The complete listing should be restated exactly.
◇ ◇ ◇ ◇
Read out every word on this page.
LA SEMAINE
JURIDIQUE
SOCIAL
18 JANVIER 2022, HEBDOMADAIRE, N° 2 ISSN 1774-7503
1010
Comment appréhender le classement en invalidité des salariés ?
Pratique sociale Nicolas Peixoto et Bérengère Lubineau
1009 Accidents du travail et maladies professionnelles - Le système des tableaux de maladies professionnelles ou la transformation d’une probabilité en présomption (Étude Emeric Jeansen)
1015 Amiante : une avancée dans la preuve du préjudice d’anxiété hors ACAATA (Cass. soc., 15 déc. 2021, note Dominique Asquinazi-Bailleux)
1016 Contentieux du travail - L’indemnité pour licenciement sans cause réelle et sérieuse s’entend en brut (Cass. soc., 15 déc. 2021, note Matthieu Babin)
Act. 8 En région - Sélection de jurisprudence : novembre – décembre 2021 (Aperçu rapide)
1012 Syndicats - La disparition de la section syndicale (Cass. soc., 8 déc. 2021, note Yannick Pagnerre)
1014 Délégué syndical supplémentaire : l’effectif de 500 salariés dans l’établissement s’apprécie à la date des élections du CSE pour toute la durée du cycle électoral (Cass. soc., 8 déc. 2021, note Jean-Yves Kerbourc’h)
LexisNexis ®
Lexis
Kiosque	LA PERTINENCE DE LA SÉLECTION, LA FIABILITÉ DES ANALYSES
◇ ◇ ◇ ◇
- **WRITTEN REPLY**:
Read out every word on this page.
LA SEMAINE
JURIDIQUE
SOCIAL
18 JANVIER 2022, HEBDOMADAIRE, N° 2 ISSN 1774-7503
1010
Comment appréhender le classement en invalidité des salariés ?
Pratique sociale Nicolas Peixoto et Bérengère Lubineau
1009 Accidents du travail et maladies professionnelles - Le système des tableaux de maladies professionnelles ou la transformation d’une probabilité en présomption (Étude Emeric Jeansen)
1015 Amiante : une avancée dans la preuve du préjudice d’anxiété hors ACAATA (Cass. soc., 15 déc. 2021, note Dominique Asquinazi-Bailleux)
1016 Contentieux du travail - L’indemnité pour licenciement sans cause réelle et sérieuse s’entend en brut (Cass. soc., 15 déc. 2021, note Matthieu Babin)
Act. 8 En région - Sélection de jurisprudence : novembre – décembre 2021 (Aperçu rapide)
1012 Syndicats - La disparition de la section syndicale (Cass. soc., 8 déc. 2021, note Yannick Pagnerre)
1014 Délégué syndical supplémentaire : l’effectif de 500 salariés dans l’établissement s’apprécie à la date des élections du CSE pour toute la durée du cycle électoral (Cass. soc., 8 déc. 2021, note Jean-Yves Kerbourc’h)
LexisNexis ®
Lexis
Kiosque	LA PERTINENCE DE LA SÉLECTION, LA FIABILITÉ DES ANALYSES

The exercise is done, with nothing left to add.